**ITEMS**.
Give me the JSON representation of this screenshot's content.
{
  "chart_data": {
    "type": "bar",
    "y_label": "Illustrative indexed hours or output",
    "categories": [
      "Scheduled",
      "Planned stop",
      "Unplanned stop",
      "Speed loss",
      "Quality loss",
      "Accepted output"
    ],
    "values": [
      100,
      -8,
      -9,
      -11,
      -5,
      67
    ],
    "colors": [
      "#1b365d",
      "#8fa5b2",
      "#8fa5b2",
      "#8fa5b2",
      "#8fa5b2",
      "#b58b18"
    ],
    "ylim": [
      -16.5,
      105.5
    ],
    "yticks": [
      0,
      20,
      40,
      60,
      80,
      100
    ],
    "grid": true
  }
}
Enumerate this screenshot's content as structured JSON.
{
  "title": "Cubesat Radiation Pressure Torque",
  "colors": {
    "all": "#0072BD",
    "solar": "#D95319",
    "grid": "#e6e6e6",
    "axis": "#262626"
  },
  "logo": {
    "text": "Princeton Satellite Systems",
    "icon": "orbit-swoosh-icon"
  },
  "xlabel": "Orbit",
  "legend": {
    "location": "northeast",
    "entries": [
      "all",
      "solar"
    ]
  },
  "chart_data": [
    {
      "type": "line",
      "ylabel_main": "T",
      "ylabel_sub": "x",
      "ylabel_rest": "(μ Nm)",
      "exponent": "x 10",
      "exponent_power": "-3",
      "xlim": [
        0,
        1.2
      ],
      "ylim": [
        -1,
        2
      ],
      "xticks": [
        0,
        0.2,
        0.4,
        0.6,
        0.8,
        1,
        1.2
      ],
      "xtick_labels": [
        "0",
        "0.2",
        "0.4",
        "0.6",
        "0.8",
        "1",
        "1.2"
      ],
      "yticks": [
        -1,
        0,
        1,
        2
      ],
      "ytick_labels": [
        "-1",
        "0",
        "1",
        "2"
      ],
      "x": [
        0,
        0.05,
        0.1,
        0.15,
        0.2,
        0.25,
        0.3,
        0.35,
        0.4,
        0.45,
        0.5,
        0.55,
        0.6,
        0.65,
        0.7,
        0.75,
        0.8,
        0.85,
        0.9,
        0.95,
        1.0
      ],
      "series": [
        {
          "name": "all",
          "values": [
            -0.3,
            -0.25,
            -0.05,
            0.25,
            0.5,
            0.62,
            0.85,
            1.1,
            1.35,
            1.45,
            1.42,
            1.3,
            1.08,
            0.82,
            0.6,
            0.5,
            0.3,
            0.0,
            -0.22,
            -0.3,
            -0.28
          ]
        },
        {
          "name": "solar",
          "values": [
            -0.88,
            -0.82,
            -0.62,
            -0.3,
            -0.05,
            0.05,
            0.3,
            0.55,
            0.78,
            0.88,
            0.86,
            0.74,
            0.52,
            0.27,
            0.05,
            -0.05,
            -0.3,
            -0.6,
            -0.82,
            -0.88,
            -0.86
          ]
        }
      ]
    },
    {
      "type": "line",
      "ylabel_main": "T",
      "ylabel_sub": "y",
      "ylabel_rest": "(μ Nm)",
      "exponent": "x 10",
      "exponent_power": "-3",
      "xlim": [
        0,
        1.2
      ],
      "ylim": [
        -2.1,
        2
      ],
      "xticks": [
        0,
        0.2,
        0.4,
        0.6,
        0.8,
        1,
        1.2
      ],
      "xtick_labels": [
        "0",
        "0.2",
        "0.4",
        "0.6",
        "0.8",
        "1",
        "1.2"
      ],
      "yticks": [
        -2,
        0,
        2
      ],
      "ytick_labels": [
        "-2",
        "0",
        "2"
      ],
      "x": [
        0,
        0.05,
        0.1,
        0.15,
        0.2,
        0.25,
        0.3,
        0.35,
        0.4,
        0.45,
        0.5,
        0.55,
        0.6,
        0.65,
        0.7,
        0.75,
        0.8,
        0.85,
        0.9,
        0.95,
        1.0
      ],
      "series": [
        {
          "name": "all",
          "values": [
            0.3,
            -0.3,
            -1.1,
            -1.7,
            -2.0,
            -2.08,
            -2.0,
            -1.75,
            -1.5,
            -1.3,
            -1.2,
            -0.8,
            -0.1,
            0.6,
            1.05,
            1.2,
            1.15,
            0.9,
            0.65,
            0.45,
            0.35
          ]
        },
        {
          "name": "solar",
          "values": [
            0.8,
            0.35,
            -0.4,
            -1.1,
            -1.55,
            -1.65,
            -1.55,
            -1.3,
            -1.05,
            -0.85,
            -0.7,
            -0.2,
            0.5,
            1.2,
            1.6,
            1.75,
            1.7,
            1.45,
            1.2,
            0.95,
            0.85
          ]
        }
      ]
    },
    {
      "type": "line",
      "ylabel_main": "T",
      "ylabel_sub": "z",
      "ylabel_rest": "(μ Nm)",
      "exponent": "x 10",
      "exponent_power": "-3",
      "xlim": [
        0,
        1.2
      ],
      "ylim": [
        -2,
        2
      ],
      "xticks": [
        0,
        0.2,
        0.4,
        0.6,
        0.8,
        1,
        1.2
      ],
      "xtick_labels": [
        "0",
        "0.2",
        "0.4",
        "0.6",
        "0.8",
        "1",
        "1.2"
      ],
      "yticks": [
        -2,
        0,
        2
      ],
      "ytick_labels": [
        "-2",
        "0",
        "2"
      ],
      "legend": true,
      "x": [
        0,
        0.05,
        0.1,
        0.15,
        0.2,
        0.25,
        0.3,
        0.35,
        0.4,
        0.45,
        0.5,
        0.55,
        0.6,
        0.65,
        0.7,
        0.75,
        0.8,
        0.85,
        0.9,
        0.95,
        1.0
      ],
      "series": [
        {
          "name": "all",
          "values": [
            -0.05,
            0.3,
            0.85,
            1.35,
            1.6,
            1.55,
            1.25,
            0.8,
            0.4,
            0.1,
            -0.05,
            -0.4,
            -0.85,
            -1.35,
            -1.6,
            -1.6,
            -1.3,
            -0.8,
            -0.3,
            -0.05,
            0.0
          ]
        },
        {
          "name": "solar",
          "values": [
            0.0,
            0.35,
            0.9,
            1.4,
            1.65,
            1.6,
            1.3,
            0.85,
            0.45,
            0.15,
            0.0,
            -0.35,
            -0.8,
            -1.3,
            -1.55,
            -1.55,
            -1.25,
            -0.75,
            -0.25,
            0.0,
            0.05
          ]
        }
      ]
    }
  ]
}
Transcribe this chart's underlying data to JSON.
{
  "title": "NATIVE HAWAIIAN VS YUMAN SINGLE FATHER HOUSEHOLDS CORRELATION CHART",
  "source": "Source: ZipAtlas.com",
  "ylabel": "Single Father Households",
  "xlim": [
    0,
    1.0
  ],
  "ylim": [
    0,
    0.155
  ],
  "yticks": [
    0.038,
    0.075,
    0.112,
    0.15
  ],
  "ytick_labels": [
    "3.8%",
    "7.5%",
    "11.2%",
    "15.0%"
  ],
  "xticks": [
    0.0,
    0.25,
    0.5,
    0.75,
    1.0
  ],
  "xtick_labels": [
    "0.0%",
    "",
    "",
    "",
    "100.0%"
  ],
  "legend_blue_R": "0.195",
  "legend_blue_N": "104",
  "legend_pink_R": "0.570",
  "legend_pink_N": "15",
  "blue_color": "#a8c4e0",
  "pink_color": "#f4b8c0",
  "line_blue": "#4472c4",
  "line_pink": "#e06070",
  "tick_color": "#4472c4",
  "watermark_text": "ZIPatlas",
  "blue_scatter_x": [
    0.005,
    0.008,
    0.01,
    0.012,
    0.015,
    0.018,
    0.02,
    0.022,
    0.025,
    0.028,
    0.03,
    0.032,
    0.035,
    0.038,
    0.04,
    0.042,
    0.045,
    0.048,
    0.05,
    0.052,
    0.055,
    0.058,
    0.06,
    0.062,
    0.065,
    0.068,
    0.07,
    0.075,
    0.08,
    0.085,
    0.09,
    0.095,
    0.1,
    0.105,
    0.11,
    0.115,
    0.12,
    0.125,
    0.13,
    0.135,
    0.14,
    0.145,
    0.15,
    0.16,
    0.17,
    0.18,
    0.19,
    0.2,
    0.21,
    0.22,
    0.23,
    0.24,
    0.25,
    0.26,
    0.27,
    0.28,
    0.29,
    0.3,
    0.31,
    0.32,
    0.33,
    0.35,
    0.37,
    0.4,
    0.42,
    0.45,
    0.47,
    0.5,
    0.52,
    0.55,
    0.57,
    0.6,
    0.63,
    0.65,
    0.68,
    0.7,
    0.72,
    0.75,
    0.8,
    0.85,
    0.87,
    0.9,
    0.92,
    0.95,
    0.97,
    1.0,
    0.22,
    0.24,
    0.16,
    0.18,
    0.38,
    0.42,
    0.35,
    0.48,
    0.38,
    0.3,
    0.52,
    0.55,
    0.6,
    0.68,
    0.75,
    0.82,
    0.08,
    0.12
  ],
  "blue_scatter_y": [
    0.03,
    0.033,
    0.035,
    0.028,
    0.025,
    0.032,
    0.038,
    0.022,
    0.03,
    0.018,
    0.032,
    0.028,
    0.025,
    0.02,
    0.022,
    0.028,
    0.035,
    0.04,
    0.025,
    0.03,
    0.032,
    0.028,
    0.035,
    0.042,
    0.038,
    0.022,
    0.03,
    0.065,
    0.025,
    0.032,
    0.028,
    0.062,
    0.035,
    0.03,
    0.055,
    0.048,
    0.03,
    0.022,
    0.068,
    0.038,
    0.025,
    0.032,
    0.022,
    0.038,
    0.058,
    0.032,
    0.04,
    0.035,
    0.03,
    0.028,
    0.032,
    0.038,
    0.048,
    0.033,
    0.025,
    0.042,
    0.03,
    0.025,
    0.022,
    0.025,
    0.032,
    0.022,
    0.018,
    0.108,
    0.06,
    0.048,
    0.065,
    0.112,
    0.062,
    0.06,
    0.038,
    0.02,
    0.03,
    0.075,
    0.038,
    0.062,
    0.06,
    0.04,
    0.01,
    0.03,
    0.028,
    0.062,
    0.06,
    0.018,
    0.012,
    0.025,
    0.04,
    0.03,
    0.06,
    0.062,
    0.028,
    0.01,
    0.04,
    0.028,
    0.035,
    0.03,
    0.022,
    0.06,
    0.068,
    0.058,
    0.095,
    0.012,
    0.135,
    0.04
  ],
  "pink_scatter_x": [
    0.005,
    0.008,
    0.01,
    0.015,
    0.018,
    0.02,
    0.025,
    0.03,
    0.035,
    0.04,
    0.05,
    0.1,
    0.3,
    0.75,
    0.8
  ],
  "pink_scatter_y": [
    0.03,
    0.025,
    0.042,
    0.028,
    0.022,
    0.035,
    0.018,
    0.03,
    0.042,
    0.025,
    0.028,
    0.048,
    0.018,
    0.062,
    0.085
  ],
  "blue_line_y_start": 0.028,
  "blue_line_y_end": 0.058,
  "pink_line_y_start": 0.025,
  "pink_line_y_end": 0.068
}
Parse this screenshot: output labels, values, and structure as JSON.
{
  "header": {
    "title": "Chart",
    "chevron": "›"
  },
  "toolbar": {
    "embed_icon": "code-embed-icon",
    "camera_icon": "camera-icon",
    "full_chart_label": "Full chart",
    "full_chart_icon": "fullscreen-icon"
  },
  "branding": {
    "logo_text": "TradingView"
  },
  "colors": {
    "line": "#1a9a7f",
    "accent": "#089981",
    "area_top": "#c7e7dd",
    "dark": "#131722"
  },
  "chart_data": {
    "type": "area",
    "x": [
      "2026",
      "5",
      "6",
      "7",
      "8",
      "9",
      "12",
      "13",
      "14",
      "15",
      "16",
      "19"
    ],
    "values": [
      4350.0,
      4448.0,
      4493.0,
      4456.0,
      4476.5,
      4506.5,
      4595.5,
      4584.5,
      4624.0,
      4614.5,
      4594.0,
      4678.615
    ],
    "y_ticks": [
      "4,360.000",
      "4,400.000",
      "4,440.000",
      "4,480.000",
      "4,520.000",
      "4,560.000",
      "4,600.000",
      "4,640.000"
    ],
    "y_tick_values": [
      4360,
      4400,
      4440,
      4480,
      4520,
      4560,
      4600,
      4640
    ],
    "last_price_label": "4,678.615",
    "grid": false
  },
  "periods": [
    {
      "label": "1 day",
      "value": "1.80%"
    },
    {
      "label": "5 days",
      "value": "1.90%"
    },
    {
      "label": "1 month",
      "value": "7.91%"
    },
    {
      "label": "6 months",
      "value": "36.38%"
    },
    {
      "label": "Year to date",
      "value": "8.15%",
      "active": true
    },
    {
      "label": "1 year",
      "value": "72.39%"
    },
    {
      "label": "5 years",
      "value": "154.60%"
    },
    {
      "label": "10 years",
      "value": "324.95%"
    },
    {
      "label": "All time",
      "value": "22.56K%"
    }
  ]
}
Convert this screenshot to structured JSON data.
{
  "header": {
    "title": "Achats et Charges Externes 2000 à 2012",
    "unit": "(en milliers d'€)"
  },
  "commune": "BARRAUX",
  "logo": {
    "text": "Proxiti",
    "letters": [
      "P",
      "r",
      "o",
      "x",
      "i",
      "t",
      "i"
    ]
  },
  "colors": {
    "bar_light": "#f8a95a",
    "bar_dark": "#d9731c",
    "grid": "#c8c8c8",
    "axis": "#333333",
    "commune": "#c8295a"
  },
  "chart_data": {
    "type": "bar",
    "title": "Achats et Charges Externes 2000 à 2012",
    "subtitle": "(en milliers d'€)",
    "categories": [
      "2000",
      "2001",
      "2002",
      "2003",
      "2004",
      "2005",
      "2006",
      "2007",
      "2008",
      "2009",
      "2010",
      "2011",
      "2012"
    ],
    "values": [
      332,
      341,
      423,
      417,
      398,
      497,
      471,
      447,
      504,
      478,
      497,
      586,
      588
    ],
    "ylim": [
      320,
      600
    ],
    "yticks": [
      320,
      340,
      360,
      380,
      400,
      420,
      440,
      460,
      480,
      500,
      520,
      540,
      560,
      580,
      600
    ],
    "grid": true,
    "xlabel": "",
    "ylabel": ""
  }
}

**SET EXERCISE**.
Look through the lines above and collect those with the word "grid".

**RESULT OF THE TASK**.
    "grid": true
    "grid": "#e6e6e6",
    "grid": false
    "grid": "#c8c8c8",
    "grid": true,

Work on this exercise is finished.